▶ _TASK INPUT_:
--
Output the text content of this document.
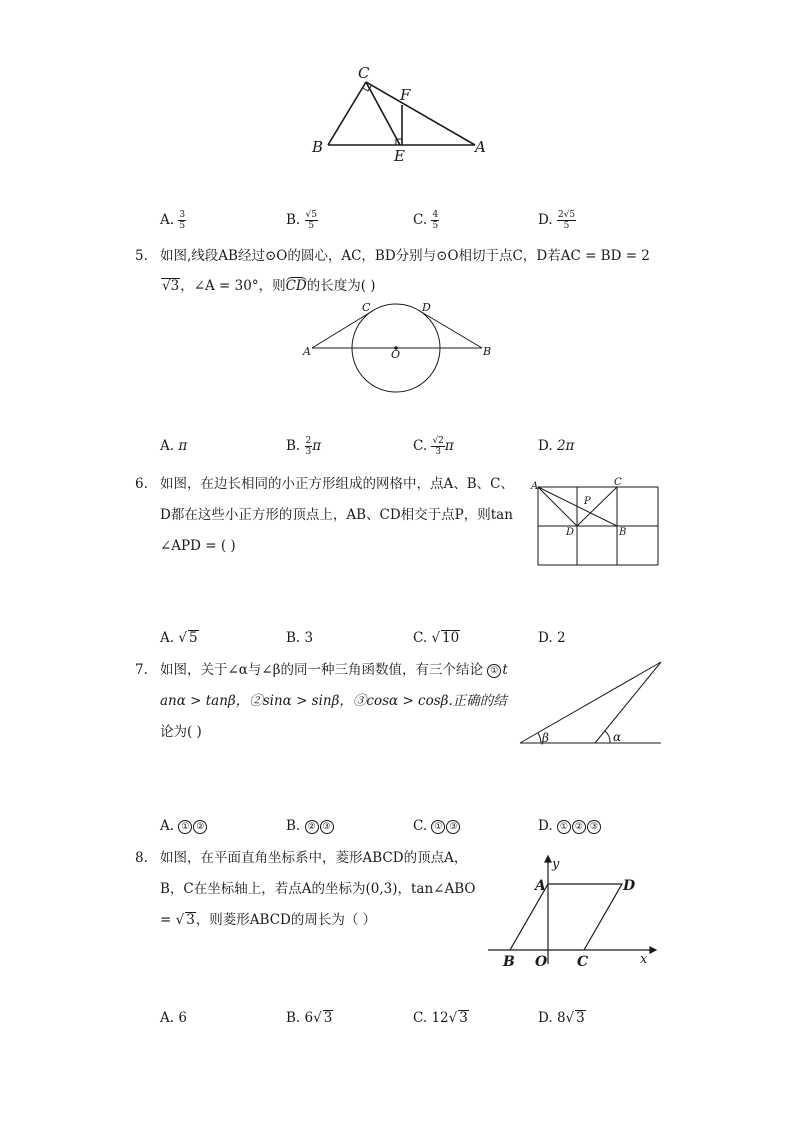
C
F
B	E	A
A. $\frac{3}{5}$	B. $\frac{√5}{5}$	C. $\frac{4}{5}$	D. $\frac{2√5}{5}$
5. 如图,线段AB经过⊙O的圆心，AC，BD分别与⊙O相切于点C，D若AC = BD = 2
√3，∠A = 30°，则CD的长度为( )
C	D
A	O	B
A. π	B. $\frac{2}{3}$ π	C. $\frac{√2}{3}$ π	D. 2π
6. 如图，在边长相同的小正方形组成的网格中，点A、B、C、
D都在这些小正方形的顶点上，AB、CD相交于点P，则tan
∠APD = ( )
A	C
P
D	B
A. √ 5	B. 3	C. √ 10	D. 2
7. 如图，关于∠α与∠β的同一种三角函数值，有三个结论 ① t
anα > tanβ，②sinα > sinβ，③cosα > cosβ.正确的结
论为( )	β	α
A. ① ②	B. ② ③	C. ① ③	D. ① ② ③
8. 如图，在平面直角坐标系中，菱形ABCD的顶点A，
B，C在坐标轴上，若点A的坐标为(0,3)，tan∠ABO
= √ 3，则菱形ABCD的周长为（ ）
y
A	D
B O C	x
A. 6	B. 6√ 3	C. 12√ 3	D. 8√ 3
--
▶ _TASK_: Set down all the data again exactly as above, pictures excluded.

▶ _EXPECTED OUTPUT_:
Output the text content of this document.
C
F
B	E	A
A. $\frac{3}{5}$	B. $\frac{√5}{5}$	C. $\frac{4}{5}$	D. $\frac{2√5}{5}$
5. 如图,线段AB经过⊙O的圆心，AC，BD分别与⊙O相切于点C，D若AC = BD = 2
√3，∠A = 30°，则CD的长度为( )
C	D
A	O	B
A. π	B. $\frac{2}{3}$ π	C. $\frac{√2}{3}$ π	D. 2π
6. 如图，在边长相同的小正方形组成的网格中，点A、B、C、
D都在这些小正方形的顶点上，AB、CD相交于点P，则tan
∠APD = ( )
A	C
P
D	B
A. √ 5	B. 3	C. √ 10	D. 2
7. 如图，关于∠α与∠β的同一种三角函数值，有三个结论 ① t
anα > tanβ，②sinα > sinβ，③cosα > cosβ.正确的结
论为( )	β	α
A. ① ②	B. ② ③	C. ① ③	D. ① ② ③
8. 如图，在平面直角坐标系中，菱形ABCD的顶点A，
B，C在坐标轴上，若点A的坐标为(0,3)，tan∠ABO
= √ 3，则菱形ABCD的周长为（ ）
y
A	D
B O C	x
A. 6	B. 6√ 3	C. 12√ 3	D. 8√ 3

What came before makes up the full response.